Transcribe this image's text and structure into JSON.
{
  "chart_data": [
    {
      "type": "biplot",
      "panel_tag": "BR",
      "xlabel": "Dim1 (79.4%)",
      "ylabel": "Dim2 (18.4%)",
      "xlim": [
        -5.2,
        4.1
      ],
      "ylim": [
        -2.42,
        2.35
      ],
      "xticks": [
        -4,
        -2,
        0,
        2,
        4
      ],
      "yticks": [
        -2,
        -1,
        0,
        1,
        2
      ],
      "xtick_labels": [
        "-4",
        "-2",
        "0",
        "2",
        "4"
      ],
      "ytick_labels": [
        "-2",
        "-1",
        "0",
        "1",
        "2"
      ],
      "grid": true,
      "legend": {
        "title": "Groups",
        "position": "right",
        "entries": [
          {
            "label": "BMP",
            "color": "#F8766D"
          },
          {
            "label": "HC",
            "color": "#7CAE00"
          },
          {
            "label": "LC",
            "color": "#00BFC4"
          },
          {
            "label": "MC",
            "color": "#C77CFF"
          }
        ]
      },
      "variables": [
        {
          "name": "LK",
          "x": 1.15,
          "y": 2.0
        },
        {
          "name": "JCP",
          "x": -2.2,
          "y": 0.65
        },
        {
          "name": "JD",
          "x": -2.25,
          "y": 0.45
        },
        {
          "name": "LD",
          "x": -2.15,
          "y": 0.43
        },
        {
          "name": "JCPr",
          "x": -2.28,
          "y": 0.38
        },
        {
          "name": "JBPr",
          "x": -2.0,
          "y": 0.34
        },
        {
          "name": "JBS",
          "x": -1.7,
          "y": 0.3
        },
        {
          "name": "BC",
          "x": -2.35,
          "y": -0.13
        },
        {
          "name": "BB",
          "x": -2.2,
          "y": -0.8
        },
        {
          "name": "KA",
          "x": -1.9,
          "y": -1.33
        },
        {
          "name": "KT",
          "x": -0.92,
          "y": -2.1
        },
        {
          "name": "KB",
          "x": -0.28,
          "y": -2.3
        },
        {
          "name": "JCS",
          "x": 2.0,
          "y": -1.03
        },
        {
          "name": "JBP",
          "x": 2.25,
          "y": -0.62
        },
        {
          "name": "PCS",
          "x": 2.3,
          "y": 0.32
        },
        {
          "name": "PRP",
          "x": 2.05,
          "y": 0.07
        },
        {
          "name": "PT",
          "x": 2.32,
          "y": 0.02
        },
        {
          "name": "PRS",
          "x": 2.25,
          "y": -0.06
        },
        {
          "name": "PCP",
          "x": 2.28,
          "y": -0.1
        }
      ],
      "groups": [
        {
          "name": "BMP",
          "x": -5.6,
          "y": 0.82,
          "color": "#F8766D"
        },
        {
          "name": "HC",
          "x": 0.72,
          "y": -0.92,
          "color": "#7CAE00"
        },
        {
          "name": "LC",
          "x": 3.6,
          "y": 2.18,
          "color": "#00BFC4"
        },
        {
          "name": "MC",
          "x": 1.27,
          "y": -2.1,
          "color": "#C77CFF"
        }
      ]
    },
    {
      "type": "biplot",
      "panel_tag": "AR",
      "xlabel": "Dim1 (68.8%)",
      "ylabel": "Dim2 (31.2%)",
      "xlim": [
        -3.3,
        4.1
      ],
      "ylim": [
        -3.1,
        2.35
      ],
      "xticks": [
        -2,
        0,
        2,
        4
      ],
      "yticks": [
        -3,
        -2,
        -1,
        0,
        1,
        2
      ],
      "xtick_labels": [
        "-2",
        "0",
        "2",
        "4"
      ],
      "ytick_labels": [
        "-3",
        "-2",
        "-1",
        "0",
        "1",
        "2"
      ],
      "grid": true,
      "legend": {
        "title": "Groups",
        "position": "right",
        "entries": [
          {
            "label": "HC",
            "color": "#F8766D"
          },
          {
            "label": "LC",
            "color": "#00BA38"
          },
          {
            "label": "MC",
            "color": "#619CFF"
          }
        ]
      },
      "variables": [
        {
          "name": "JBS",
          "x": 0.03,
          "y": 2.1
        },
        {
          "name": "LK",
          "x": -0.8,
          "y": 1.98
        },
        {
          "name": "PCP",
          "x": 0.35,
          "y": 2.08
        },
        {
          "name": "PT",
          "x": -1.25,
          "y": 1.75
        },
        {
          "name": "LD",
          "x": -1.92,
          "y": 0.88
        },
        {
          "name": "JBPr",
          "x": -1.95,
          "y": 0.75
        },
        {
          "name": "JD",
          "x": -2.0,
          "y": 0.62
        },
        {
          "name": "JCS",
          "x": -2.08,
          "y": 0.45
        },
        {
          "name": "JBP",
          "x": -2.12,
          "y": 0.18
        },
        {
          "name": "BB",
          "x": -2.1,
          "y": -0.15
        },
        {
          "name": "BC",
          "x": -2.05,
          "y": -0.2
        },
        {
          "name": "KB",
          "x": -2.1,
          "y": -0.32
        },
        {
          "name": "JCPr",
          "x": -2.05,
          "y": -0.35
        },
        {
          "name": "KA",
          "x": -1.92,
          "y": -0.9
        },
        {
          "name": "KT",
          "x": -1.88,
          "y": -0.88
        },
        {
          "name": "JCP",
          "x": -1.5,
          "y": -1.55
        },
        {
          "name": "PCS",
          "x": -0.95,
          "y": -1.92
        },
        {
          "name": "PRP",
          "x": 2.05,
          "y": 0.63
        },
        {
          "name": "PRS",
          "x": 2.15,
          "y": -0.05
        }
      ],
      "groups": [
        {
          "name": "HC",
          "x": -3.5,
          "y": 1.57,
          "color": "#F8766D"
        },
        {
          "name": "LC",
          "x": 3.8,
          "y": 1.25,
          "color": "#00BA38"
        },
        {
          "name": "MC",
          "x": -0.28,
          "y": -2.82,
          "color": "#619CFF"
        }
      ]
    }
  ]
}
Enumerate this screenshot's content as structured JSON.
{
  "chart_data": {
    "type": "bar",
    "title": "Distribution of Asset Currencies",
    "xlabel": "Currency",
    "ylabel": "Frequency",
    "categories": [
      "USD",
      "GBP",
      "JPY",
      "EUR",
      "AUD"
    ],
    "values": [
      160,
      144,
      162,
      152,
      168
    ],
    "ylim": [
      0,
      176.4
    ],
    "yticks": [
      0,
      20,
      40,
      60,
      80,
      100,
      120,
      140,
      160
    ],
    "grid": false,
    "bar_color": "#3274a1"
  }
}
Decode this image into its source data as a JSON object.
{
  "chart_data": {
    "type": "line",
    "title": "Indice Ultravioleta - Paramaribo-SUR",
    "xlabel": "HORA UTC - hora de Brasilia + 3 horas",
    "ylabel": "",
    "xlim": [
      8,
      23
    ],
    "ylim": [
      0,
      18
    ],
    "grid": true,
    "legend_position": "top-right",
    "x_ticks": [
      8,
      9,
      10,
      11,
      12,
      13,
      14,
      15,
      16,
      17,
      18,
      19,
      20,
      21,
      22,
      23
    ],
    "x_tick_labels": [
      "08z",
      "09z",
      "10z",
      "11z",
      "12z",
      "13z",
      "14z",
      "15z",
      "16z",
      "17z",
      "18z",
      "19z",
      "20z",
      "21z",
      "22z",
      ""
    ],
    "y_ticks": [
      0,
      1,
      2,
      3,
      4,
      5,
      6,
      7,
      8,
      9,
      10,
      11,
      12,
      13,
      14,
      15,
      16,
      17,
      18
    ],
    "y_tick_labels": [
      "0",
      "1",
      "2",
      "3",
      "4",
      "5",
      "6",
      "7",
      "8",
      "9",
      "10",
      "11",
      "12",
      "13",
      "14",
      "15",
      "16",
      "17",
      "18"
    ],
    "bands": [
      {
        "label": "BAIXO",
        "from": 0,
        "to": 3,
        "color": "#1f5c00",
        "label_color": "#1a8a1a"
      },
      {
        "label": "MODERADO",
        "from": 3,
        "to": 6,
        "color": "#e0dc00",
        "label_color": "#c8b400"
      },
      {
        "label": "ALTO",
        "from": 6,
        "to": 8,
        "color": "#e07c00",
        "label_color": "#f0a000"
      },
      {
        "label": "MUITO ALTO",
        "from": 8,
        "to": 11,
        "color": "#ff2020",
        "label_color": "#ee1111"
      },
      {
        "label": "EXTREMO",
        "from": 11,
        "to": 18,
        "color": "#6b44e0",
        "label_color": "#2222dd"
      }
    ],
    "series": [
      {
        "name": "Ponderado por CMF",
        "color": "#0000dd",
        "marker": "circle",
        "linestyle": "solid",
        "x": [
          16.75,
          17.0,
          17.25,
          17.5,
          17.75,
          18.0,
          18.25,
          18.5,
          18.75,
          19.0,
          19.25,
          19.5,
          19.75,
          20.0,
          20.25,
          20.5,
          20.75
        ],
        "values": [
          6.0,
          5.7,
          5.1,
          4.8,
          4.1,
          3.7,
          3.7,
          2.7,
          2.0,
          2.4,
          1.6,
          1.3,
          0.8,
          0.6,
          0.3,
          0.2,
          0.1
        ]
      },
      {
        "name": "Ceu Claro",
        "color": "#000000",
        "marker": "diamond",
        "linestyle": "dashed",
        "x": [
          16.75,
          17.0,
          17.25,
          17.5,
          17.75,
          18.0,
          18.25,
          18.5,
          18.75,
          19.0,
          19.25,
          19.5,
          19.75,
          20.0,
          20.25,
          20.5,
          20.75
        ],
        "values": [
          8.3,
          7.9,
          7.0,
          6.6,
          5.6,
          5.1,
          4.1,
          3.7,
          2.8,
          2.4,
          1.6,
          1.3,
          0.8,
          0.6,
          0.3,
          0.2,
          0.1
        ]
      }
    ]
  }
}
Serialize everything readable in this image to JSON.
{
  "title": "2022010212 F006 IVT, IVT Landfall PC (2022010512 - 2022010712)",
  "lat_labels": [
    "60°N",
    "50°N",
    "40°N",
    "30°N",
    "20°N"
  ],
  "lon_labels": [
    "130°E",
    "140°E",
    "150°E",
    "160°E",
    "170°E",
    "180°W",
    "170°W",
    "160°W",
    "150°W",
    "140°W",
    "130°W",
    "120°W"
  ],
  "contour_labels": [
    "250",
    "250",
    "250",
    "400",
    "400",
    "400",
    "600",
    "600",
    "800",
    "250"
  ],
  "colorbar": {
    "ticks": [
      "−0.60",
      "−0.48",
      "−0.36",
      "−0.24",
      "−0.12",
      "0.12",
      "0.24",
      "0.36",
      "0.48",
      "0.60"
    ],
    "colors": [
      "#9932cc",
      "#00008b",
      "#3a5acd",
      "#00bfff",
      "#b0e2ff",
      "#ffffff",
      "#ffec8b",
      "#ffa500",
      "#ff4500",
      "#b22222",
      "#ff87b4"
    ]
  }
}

+++

▸ **What you have to do**
Your answer should consist only of the lines from the one with "Serialize everything readable" through the end of the data above, reproduced exactly.

▸ **Complete response**
Serialize everything readable in this image to JSON.
{
  "title": "2022010212 F006 IVT, IVT Landfall PC (2022010512 - 2022010712)",
  "lat_labels": [
    "60°N",
    "50°N",
    "40°N",
    "30°N",
    "20°N"
  ],
  "lon_labels": [
    "130°E",
    "140°E",
    "150°E",
    "160°E",
    "170°E",
    "180°W",
    "170°W",
    "160°W",
    "150°W",
    "140°W",
    "130°W",
    "120°W"
  ],
  "contour_labels": [
    "250",
    "250",
    "250",
    "400",
    "400",
    "400",
    "600",
    "600",
    "800",
    "250"
  ],
  "colorbar": {
    "ticks": [
      "−0.60",
      "−0.48",
      "−0.36",
      "−0.24",
      "−0.12",
      "0.12",
      "0.24",
      "0.36",
      "0.48",
      "0.60"
    ],
    "colors": [
      "#9932cc",
      "#00008b",
      "#3a5acd",
      "#00bfff",
      "#b0e2ff",
      "#ffffff",
      "#ffec8b",
      "#ffa500",
      "#ff4500",
      "#b22222",
      "#ff87b4"
    ]
  }
}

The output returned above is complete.